§ **Reto**: Enumera los tipos de concilio que se distinguen en el texto de abajo sobre los primeros concilios de la Iglesia.

§ **Texto fuente**:
□ □ □
Los inicios de un negocio siempre son duros. Y el negocio de Dios no es una excepción. La Iglesia católica, a la que ahora vemos con una imagen más bien monolítica, dista mucho de haber tenido siempre la misma situación. Esto es especialmente cierto en sus primeros pasos o, mejor deberíamos decir, sus primeros pasos de poder. Como es bien sabido, la religión cristiana, a pesar de los leones en el circo y esas cosas, se expandió pronto y no tardó en demostrarle a los gobernantes sus enormes capacidades como galvanizadora. Una nación que, además de buenos reyes y un ejército molón, tuviese una religión nacional, era una nación enormemente cohesionada, capaz de mayores avances. Esto es lo que marcó el primer maridaje, siempre difícil, entre el poder temporal de la espada y el espiritual de la mitra.
Cada vez más, dominar la mitra se convirtió en un premio importante. La decadencia del imperio romano de Occidente, que como en un sistema de vasos comunicantes se correspondió con el florecimiento del de Oriente y de su capital, Constantinopla, vino a plantear nuevos elementos en la ecuación.
Es la época de las primeras discusiones bizantinas, expresión que se ha legado a nuestro idioma como sinónimo de perder el tiempo discutiendo chorradas. Las chorradas de las discusiones bizantinas, sin embargo, tenían todo un trasfondo de poder y de enfrentamiento sobre quién ha de mandar en Europa, lo que entonces era lo mismo que decir en el mundo.
En este post quiero hablaros de aquellos principios, los primeros siglos hasta la Edad Media, y las discusiones que se produjeron en aquellos momentos.
Un concilio ecuménico o perfecto es una reunión destinada a desarrollar cánones sobre fe, moral y costumbres, que sólo puede ser convocado por el Papa; los concilios imperfectos son aquellos convocados por cardenales, obispos o seglares (un rey, por ejemplo), en ocasiones muy extraordinarias, como por ejemplo nombrar un Papa (Papa que, por definición, si no está nombrado no puede convocar concilio, por lo cual éste no puede ser ecuménico). Un tercer tipo de concilio es aquél convocado subeptricia e ilegalmente por alguien para tocarle las narices al Santo Padre. Esto se denomina conciliábulo, palabra que también ha pasado a nuestra lengua común con parecido significado al original.
El primer concilio de la Iglesia católica es la reunión o asamblea de los apóstoles en Jerusalén, y que nos es relatada en los Hechos de los Apóstoles, XV, 1-32. Debió de ser en el año 50, es decir unos 17 después de la ejecución de Jesucristo, y coincidió con el regreso por parte de Pablo, el inspector de Hacienda que se dio el piñazo al caerse del caballo, de su primera tournée evangelizadora.
Hasta ese momento, la mayoría de los cristianos eran judíos, pues aquella era la tierra que los apóstoles se habían trabajado más. En aquel primer concilio ya hubo problemas doctrinales, pues se planteó el problema de si los gentiles, o sea nacidos fuera de la fe cristiana y no judíos, debían cumplir las leyes mosaicas al convertirse. Lo cual afectaba, entre otras cosas, a la circuncisión.
□ □ □
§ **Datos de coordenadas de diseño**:
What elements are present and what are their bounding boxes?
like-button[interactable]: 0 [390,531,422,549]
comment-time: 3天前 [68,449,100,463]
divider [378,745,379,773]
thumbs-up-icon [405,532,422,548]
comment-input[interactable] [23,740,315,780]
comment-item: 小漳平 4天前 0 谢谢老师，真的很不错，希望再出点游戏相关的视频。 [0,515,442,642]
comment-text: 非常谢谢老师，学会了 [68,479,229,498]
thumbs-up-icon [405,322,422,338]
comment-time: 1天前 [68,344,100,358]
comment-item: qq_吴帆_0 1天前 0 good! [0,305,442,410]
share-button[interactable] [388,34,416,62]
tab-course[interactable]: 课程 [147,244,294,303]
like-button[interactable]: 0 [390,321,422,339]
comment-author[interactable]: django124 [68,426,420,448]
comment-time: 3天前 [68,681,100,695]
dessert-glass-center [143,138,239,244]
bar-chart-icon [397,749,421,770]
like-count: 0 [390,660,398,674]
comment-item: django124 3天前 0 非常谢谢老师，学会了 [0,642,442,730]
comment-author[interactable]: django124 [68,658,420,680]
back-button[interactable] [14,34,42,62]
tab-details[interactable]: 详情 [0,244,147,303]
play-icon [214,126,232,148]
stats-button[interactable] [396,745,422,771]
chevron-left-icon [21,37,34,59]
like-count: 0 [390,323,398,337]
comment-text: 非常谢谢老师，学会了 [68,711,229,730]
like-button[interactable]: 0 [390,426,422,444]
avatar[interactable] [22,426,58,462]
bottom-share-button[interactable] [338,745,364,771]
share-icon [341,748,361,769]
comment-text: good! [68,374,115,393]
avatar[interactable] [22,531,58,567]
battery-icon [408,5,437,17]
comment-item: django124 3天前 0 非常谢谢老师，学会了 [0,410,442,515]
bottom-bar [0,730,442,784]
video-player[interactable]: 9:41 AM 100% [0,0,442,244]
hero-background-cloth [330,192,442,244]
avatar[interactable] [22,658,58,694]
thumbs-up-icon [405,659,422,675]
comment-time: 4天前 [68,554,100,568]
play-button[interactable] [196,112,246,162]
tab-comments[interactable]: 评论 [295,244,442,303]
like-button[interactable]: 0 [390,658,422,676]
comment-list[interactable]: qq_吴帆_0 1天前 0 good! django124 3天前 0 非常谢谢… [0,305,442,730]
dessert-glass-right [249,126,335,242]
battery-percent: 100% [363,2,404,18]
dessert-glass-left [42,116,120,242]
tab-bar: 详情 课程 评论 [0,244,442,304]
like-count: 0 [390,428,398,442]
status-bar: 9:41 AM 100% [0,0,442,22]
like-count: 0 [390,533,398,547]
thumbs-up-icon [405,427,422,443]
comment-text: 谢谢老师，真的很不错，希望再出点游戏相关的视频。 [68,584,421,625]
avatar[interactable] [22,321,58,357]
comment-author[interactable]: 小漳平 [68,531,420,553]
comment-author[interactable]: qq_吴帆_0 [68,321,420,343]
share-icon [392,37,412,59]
□ □ □
§ **Respuesta**:
- Concilio ecuménico o perfecto
- Concilio imperfecto
- Conciliábulo